### [Your instructions]
Check each line of the records below and collect those that include the word "coordinate".

[Lines of data]
==================================================

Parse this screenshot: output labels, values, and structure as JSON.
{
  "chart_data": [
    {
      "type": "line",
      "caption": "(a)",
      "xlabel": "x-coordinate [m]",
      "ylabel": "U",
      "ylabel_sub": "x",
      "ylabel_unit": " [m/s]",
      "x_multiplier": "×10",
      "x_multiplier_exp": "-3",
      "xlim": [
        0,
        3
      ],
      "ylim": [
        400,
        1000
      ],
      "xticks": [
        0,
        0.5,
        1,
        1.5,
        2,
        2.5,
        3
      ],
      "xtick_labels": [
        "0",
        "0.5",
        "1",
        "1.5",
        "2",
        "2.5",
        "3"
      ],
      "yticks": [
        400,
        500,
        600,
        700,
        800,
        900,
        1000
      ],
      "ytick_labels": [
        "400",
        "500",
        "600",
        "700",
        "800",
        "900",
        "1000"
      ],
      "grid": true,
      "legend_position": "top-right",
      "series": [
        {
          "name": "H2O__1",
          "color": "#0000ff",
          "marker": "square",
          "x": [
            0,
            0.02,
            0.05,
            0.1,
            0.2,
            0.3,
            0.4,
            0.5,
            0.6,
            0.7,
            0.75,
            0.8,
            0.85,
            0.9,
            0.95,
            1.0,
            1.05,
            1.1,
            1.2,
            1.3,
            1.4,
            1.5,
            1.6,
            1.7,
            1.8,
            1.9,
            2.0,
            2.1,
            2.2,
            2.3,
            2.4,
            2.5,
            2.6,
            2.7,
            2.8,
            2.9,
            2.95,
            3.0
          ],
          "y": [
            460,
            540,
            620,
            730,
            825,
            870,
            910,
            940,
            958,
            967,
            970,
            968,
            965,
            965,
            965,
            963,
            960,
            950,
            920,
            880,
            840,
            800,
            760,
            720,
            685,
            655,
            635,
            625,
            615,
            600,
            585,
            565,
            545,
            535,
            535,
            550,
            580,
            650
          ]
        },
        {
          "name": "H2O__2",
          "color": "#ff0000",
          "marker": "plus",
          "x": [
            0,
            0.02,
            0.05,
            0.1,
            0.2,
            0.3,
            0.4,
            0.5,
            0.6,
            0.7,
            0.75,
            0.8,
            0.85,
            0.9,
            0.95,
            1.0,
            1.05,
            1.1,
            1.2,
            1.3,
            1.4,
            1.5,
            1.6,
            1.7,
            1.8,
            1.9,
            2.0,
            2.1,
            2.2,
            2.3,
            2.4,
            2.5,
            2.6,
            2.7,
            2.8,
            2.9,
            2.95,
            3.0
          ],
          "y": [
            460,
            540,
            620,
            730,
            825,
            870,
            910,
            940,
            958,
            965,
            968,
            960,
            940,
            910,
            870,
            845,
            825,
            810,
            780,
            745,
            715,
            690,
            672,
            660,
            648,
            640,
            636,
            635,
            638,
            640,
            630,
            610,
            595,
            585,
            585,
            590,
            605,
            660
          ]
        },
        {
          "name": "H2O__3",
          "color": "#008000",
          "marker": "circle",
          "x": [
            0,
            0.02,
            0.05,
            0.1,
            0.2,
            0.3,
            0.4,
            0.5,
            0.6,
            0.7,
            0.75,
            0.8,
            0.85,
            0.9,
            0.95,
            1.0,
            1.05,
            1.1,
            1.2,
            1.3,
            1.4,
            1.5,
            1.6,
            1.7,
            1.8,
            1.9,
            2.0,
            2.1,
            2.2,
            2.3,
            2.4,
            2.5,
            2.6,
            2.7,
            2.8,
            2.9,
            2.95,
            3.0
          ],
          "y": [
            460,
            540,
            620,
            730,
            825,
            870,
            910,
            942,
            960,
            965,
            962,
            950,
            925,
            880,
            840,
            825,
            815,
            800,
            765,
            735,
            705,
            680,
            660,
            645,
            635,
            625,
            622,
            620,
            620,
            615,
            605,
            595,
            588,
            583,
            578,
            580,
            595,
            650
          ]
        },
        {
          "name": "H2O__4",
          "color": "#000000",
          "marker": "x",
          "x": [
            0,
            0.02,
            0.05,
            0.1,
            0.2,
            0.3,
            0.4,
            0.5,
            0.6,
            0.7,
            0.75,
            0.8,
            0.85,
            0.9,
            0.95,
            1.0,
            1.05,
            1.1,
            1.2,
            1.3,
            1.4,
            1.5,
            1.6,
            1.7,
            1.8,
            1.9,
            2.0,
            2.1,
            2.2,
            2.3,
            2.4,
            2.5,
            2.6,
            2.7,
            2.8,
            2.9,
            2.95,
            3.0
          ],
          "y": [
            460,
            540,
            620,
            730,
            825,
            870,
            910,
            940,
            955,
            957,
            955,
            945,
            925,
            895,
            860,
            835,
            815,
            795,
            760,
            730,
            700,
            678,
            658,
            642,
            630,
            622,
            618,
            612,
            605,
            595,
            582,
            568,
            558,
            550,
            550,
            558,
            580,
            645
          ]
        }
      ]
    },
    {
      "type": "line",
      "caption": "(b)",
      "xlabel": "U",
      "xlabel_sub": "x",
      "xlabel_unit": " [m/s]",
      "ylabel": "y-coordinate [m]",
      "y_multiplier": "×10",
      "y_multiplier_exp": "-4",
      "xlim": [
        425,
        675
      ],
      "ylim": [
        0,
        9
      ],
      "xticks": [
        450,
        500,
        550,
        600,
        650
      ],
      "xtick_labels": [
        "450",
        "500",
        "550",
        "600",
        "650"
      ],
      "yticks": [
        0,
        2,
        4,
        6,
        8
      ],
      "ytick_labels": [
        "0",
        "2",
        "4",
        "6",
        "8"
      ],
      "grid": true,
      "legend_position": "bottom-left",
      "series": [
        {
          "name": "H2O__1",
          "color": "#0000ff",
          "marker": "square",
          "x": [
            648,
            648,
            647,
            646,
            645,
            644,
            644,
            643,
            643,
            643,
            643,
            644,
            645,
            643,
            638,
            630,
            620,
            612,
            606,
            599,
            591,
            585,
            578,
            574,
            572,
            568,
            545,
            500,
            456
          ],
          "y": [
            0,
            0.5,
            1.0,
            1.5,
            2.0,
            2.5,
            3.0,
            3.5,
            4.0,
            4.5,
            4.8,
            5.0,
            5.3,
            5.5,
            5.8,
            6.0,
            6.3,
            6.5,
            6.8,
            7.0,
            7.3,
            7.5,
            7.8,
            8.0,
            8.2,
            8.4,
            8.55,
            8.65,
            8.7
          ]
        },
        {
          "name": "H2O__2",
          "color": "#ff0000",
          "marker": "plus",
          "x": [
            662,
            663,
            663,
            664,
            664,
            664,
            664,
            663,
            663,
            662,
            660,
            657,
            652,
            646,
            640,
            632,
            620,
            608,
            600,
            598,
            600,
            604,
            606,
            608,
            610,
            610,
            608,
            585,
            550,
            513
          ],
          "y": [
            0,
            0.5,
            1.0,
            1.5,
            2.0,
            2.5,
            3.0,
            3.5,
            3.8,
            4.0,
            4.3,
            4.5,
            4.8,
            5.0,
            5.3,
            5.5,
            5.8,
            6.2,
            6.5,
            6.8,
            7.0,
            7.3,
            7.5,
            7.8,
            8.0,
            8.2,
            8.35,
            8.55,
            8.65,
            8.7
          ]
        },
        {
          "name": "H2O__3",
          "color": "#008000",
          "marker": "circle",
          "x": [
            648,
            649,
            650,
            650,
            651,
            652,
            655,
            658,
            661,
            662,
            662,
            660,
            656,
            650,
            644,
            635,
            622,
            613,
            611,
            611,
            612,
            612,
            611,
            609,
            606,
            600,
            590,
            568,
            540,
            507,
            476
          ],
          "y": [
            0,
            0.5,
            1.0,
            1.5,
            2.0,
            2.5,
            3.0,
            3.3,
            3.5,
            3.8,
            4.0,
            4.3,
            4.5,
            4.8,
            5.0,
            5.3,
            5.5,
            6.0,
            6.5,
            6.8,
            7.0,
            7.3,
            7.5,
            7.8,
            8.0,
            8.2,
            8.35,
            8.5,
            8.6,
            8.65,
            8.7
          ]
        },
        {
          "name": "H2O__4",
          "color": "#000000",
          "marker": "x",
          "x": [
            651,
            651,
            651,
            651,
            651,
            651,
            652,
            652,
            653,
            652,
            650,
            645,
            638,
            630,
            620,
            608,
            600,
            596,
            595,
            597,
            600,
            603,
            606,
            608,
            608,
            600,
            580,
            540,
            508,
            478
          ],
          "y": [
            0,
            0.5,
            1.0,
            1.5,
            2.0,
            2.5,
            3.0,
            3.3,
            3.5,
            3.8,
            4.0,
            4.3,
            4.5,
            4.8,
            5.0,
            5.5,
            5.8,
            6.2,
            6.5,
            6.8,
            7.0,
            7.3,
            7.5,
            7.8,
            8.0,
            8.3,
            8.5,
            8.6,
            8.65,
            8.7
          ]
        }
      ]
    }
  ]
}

==================================================

### [Exercise answer]
      "xlabel": "x-coordinate [m]",
      "ylabel": "y-coordinate [m]",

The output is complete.